[EXERCISE REQUIREMENTS]:
Copy out all of the material exactly.

════

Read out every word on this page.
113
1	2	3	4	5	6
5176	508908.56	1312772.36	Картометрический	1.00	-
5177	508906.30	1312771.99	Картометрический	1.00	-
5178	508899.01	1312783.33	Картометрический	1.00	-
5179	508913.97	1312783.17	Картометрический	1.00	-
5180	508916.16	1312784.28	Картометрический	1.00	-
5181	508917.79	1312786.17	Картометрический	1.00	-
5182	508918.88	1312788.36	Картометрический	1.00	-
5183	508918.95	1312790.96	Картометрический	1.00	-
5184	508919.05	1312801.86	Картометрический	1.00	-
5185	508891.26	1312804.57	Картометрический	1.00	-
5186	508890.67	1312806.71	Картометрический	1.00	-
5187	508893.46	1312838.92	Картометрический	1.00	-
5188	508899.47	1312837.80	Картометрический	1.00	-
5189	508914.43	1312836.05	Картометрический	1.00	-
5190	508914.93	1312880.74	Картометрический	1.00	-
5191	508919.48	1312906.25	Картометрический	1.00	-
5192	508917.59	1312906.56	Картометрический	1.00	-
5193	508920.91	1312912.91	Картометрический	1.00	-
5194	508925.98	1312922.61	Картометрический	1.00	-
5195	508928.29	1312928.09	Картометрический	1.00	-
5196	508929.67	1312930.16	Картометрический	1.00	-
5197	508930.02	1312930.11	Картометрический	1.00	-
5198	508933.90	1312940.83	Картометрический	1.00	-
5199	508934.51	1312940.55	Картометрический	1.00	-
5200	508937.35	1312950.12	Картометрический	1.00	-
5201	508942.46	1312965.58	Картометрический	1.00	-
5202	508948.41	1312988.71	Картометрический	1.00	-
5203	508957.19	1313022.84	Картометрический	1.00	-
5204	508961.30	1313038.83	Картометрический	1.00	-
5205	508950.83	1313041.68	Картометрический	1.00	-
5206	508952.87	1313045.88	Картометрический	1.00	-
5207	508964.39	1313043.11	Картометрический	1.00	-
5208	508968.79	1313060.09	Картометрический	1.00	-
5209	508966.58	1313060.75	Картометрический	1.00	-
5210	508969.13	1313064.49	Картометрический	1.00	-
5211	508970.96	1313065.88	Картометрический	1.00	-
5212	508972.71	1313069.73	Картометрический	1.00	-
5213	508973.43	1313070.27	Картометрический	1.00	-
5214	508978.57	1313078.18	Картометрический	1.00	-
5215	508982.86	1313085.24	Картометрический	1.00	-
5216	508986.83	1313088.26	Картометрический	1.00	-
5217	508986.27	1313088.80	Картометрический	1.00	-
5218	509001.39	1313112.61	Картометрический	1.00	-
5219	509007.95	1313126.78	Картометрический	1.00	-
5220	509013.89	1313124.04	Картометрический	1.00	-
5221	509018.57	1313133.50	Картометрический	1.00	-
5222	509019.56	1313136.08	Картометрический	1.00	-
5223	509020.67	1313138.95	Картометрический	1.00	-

════

[THE ANSWER]:
Read out every word on this page.
113
1	2	3	4	5	6
5176	508908.56	1312772.36	Картометрический	1.00	-
5177	508906.30	1312771.99	Картометрический	1.00	-
5178	508899.01	1312783.33	Картометрический	1.00	-
5179	508913.97	1312783.17	Картометрический	1.00	-
5180	508916.16	1312784.28	Картометрический	1.00	-
5181	508917.79	1312786.17	Картометрический	1.00	-
5182	508918.88	1312788.36	Картометрический	1.00	-
5183	508918.95	1312790.96	Картометрический	1.00	-
5184	508919.05	1312801.86	Картометрический	1.00	-
5185	508891.26	1312804.57	Картометрический	1.00	-
5186	508890.67	1312806.71	Картометрический	1.00	-
5187	508893.46	1312838.92	Картометрический	1.00	-
5188	508899.47	1312837.80	Картометрический	1.00	-
5189	508914.43	1312836.05	Картометрический	1.00	-
5190	508914.93	1312880.74	Картометрический	1.00	-
5191	508919.48	1312906.25	Картометрический	1.00	-
5192	508917.59	1312906.56	Картометрический	1.00	-
5193	508920.91	1312912.91	Картометрический	1.00	-
5194	508925.98	1312922.61	Картометрический	1.00	-
5195	508928.29	1312928.09	Картометрический	1.00	-
5196	508929.67	1312930.16	Картометрический	1.00	-
5197	508930.02	1312930.11	Картометрический	1.00	-
5198	508933.90	1312940.83	Картометрический	1.00	-
5199	508934.51	1312940.55	Картометрический	1.00	-
5200	508937.35	1312950.12	Картометрический	1.00	-
5201	508942.46	1312965.58	Картометрический	1.00	-
5202	508948.41	1312988.71	Картометрический	1.00	-
5203	508957.19	1313022.84	Картометрический	1.00	-
5204	508961.30	1313038.83	Картометрический	1.00	-
5205	508950.83	1313041.68	Картометрический	1.00	-
5206	508952.87	1313045.88	Картометрический	1.00	-
5207	508964.39	1313043.11	Картометрический	1.00	-
5208	508968.79	1313060.09	Картометрический	1.00	-
5209	508966.58	1313060.75	Картометрический	1.00	-
5210	508969.13	1313064.49	Картометрический	1.00	-
5211	508970.96	1313065.88	Картометрический	1.00	-
5212	508972.71	1313069.73	Картометрический	1.00	-
5213	508973.43	1313070.27	Картометрический	1.00	-
5214	508978.57	1313078.18	Картометрический	1.00	-
5215	508982.86	1313085.24	Картометрический	1.00	-
5216	508986.83	1313088.26	Картометрический	1.00	-
5217	508986.27	1313088.80	Картометрический	1.00	-
5218	509001.39	1313112.61	Картометрический	1.00	-
5219	509007.95	1313126.78	Картометрический	1.00	-
5220	509013.89	1313124.04	Картометрический	1.00	-
5221	509018.57	1313133.50	Картометрический	1.00	-
5222	509019.56	1313136.08	Картометрический	1.00	-
5223	509020.67	1313138.95	Картометрический	1.00	-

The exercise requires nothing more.